▶ Entries from a dataset:
━━━━━━━━━━━━━━━━━━━━━━━━━━━━━━

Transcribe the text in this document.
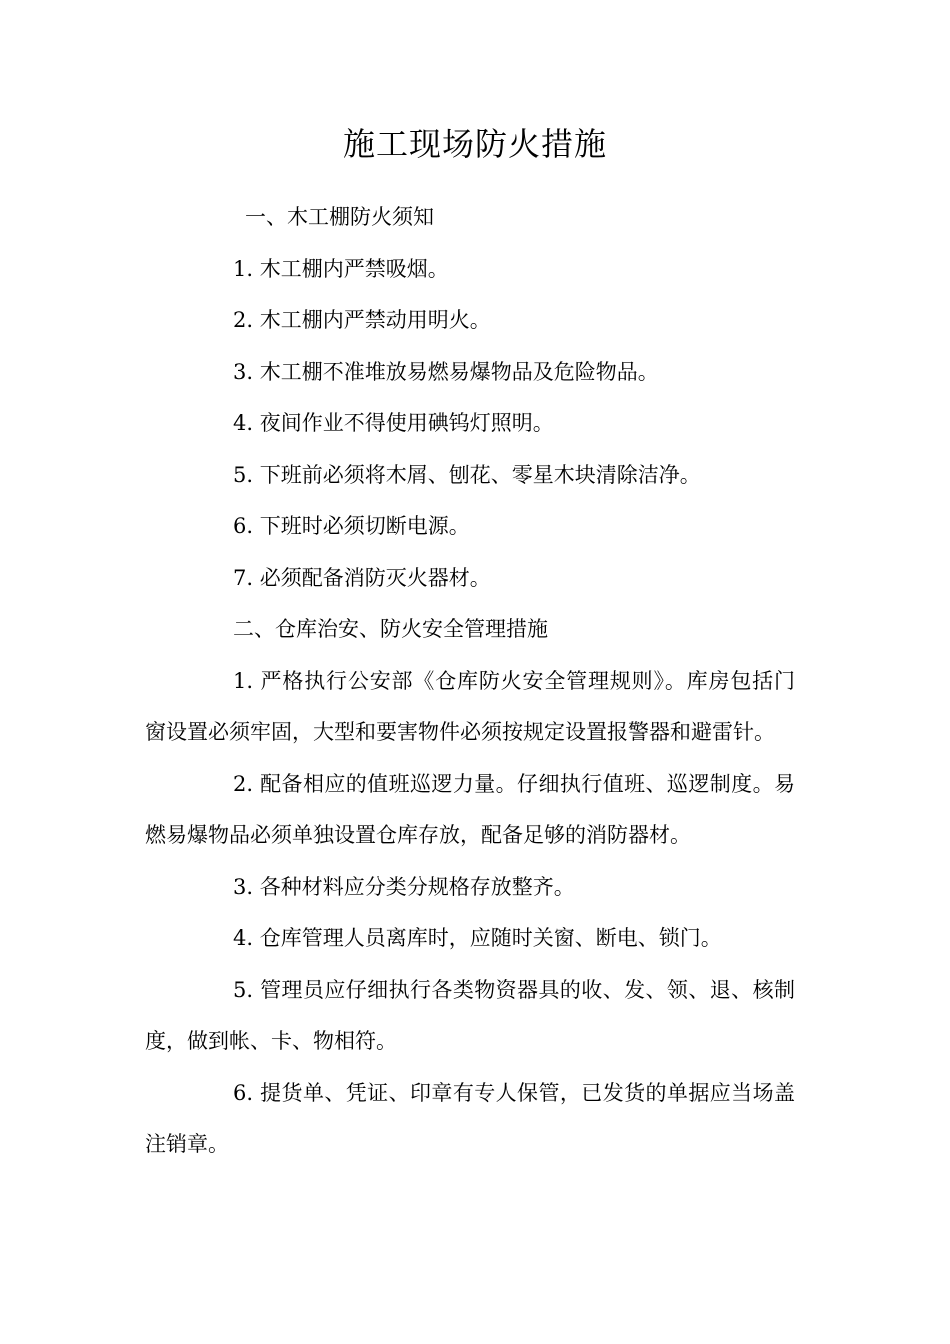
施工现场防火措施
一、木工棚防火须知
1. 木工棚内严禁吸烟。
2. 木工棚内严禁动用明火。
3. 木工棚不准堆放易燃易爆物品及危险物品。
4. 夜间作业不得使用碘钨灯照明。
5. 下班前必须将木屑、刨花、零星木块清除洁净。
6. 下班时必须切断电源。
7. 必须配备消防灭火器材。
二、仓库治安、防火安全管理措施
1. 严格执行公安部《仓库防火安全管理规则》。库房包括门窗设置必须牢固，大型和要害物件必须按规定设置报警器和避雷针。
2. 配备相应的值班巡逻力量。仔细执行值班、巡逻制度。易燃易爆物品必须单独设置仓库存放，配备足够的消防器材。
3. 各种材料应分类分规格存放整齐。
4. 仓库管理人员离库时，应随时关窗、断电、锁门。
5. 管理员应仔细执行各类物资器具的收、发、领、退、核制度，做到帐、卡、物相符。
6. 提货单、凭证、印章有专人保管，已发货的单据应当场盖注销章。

━━━━━━━━━━━━━━━━━━━━━━━━━━━━━━

▶ EXERCISE DESCRIPTION:
Using the records above, retype everything exactly except the pictures.

▶ PROBLEM SOLUTION:
Transcribe the text in this document.
施工现场防火措施
一、木工棚防火须知
1. 木工棚内严禁吸烟。
2. 木工棚内严禁动用明火。
3. 木工棚不准堆放易燃易爆物品及危险物品。
4. 夜间作业不得使用碘钨灯照明。
5. 下班前必须将木屑、刨花、零星木块清除洁净。
6. 下班时必须切断电源。
7. 必须配备消防灭火器材。
二、仓库治安、防火安全管理措施
1. 严格执行公安部《仓库防火安全管理规则》。库房包括门窗设置必须牢固，大型和要害物件必须按规定设置报警器和避雷针。
2. 配备相应的值班巡逻力量。仔细执行值班、巡逻制度。易燃易爆物品必须单独设置仓库存放，配备足够的消防器材。
3. 各种材料应分类分规格存放整齐。
4. 仓库管理人员离库时，应随时关窗、断电、锁门。
5. 管理员应仔细执行各类物资器具的收、发、领、退、核制度，做到帐、卡、物相符。
6. 提货单、凭证、印章有专人保管，已发货的单据应当场盖注销章。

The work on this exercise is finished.